• **What to do**: Set down each record below precisely, skipping the pictures.

• **Given data**:
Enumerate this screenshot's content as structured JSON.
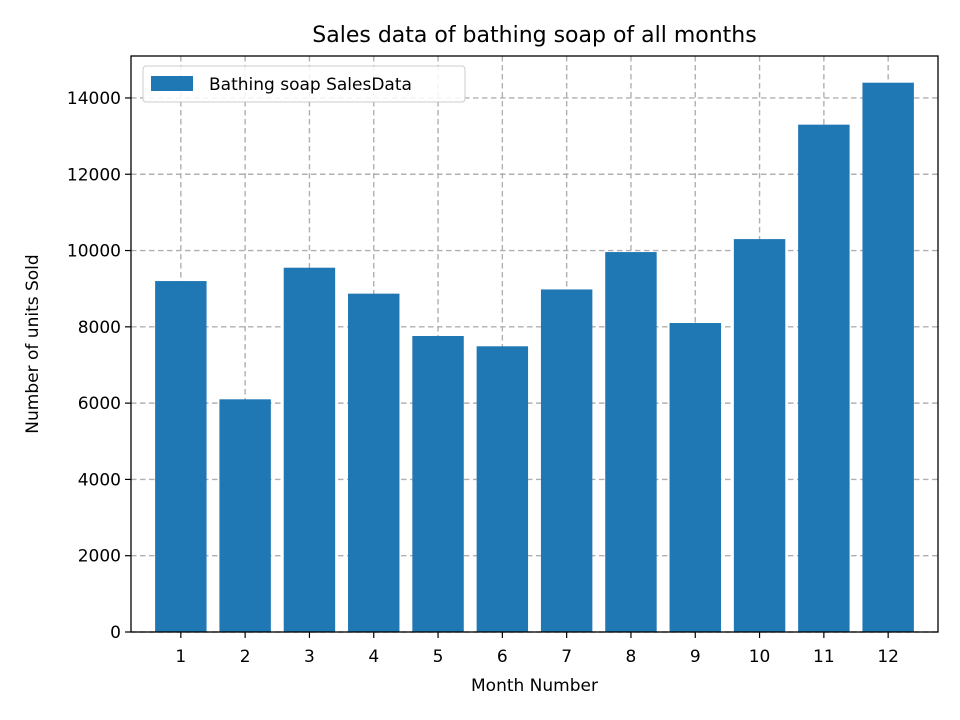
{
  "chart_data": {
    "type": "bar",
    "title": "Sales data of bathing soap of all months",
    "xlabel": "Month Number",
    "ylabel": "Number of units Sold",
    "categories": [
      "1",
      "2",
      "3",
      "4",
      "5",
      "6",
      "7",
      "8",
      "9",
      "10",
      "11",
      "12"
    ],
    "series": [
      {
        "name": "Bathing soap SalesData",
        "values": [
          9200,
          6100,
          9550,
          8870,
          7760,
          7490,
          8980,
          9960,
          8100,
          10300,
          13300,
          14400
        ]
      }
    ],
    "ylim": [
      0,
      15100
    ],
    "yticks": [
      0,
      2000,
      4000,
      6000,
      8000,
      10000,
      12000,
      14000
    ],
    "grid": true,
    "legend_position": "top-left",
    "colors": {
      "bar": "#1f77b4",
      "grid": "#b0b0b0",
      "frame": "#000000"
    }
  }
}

• **Exercise result**:
Enumerate this screenshot's content as structured JSON.
{
  "chart_data": {
    "type": "bar",
    "title": "Sales data of bathing soap of all months",
    "xlabel": "Month Number",
    "ylabel": "Number of units Sold",
    "categories": [
      "1",
      "2",
      "3",
      "4",
      "5",
      "6",
      "7",
      "8",
      "9",
      "10",
      "11",
      "12"
    ],
    "series": [
      {
        "name": "Bathing soap SalesData",
        "values": [
          9200,
          6100,
          9550,
          8870,
          7760,
          7490,
          8980,
          9960,
          8100,
          10300,
          13300,
          14400
        ]
      }
    ],
    "ylim": [
      0,
      15100
    ],
    "yticks": [
      0,
      2000,
      4000,
      6000,
      8000,
      10000,
      12000,
      14000
    ],
    "grid": true,
    "legend_position": "top-left",
    "colors": {
      "bar": "#1f77b4",
      "grid": "#b0b0b0",
      "frame": "#000000"
    }
  }
}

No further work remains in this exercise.